■ **EXERCISE DETAILS**:
Are you able to retype all the records below exactly?

■ **EXERCISE DATA**:
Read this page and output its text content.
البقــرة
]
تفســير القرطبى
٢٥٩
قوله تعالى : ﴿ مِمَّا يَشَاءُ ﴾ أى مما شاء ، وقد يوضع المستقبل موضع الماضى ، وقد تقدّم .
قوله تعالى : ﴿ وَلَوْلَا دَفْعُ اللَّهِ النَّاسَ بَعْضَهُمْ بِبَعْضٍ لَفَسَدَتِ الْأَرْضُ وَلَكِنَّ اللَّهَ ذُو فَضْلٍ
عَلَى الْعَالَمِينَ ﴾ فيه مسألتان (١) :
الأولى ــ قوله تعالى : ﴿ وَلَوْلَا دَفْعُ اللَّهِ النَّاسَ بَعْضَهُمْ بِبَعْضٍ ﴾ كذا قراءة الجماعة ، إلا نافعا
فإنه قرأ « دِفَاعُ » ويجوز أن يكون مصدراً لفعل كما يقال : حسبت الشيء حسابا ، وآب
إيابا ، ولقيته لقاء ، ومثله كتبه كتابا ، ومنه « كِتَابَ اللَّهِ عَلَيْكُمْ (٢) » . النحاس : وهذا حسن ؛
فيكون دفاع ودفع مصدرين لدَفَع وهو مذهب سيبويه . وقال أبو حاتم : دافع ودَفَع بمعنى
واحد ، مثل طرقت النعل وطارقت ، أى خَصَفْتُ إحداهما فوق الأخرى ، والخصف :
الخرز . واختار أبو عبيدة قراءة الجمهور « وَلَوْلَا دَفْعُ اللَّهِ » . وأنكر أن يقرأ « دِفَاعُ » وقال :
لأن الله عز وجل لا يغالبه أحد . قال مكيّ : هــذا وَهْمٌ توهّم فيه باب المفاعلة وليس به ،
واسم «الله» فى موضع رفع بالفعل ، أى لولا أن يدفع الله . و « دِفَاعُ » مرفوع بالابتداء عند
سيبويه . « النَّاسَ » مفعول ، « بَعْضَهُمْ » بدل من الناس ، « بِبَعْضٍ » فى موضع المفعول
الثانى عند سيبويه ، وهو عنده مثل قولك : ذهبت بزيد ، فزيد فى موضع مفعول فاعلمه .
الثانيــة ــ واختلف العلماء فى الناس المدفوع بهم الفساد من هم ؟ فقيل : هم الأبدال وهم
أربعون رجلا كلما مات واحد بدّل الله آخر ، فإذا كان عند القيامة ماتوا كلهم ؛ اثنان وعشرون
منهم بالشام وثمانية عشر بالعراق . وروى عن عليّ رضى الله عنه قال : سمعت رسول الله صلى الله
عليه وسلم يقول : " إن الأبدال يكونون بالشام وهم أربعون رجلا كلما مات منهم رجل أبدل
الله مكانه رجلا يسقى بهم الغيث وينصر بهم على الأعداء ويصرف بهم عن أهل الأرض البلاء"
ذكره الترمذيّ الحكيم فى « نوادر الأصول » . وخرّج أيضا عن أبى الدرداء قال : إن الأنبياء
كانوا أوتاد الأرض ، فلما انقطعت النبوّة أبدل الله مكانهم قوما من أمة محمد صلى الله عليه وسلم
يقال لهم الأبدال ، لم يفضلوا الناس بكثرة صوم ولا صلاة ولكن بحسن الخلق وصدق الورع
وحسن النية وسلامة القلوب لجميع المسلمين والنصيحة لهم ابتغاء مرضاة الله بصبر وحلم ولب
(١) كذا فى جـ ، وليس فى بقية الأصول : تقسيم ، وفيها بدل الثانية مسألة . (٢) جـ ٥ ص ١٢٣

■ **SOLVED PROBLEM**:
Read this page and output its text content.
البقــرة
]
تفســير القرطبى
٢٥٩
قوله تعالى : ﴿ مِمَّا يَشَاءُ ﴾ أى مما شاء ، وقد يوضع المستقبل موضع الماضى ، وقد تقدّم .
قوله تعالى : ﴿ وَلَوْلَا دَفْعُ اللَّهِ النَّاسَ بَعْضَهُمْ بِبَعْضٍ لَفَسَدَتِ الْأَرْضُ وَلَكِنَّ اللَّهَ ذُو فَضْلٍ
عَلَى الْعَالَمِينَ ﴾ فيه مسألتان (١) :
الأولى ــ قوله تعالى : ﴿ وَلَوْلَا دَفْعُ اللَّهِ النَّاسَ بَعْضَهُمْ بِبَعْضٍ ﴾ كذا قراءة الجماعة ، إلا نافعا
فإنه قرأ « دِفَاعُ » ويجوز أن يكون مصدراً لفعل كما يقال : حسبت الشيء حسابا ، وآب
إيابا ، ولقيته لقاء ، ومثله كتبه كتابا ، ومنه « كِتَابَ اللَّهِ عَلَيْكُمْ (٢) » . النحاس : وهذا حسن ؛
فيكون دفاع ودفع مصدرين لدَفَع وهو مذهب سيبويه . وقال أبو حاتم : دافع ودَفَع بمعنى
واحد ، مثل طرقت النعل وطارقت ، أى خَصَفْتُ إحداهما فوق الأخرى ، والخصف :
الخرز . واختار أبو عبيدة قراءة الجمهور « وَلَوْلَا دَفْعُ اللَّهِ » . وأنكر أن يقرأ « دِفَاعُ » وقال :
لأن الله عز وجل لا يغالبه أحد . قال مكيّ : هــذا وَهْمٌ توهّم فيه باب المفاعلة وليس به ،
واسم «الله» فى موضع رفع بالفعل ، أى لولا أن يدفع الله . و « دِفَاعُ » مرفوع بالابتداء عند
سيبويه . « النَّاسَ » مفعول ، « بَعْضَهُمْ » بدل من الناس ، « بِبَعْضٍ » فى موضع المفعول
الثانى عند سيبويه ، وهو عنده مثل قولك : ذهبت بزيد ، فزيد فى موضع مفعول فاعلمه .
الثانيــة ــ واختلف العلماء فى الناس المدفوع بهم الفساد من هم ؟ فقيل : هم الأبدال وهم
أربعون رجلا كلما مات واحد بدّل الله آخر ، فإذا كان عند القيامة ماتوا كلهم ؛ اثنان وعشرون
منهم بالشام وثمانية عشر بالعراق . وروى عن عليّ رضى الله عنه قال : سمعت رسول الله صلى الله
عليه وسلم يقول : " إن الأبدال يكونون بالشام وهم أربعون رجلا كلما مات منهم رجل أبدل
الله مكانه رجلا يسقى بهم الغيث وينصر بهم على الأعداء ويصرف بهم عن أهل الأرض البلاء"
ذكره الترمذيّ الحكيم فى « نوادر الأصول » . وخرّج أيضا عن أبى الدرداء قال : إن الأنبياء
كانوا أوتاد الأرض ، فلما انقطعت النبوّة أبدل الله مكانهم قوما من أمة محمد صلى الله عليه وسلم
يقال لهم الأبدال ، لم يفضلوا الناس بكثرة صوم ولا صلاة ولكن بحسن الخلق وصدق الورع
وحسن النية وسلامة القلوب لجميع المسلمين والنصيحة لهم ابتغاء مرضاة الله بصبر وحلم ولب
(١) كذا فى جـ ، وليس فى بقية الأصول : تقسيم ، وفيها بدل الثانية مسألة . (٢) جـ ٥ ص ١٢٣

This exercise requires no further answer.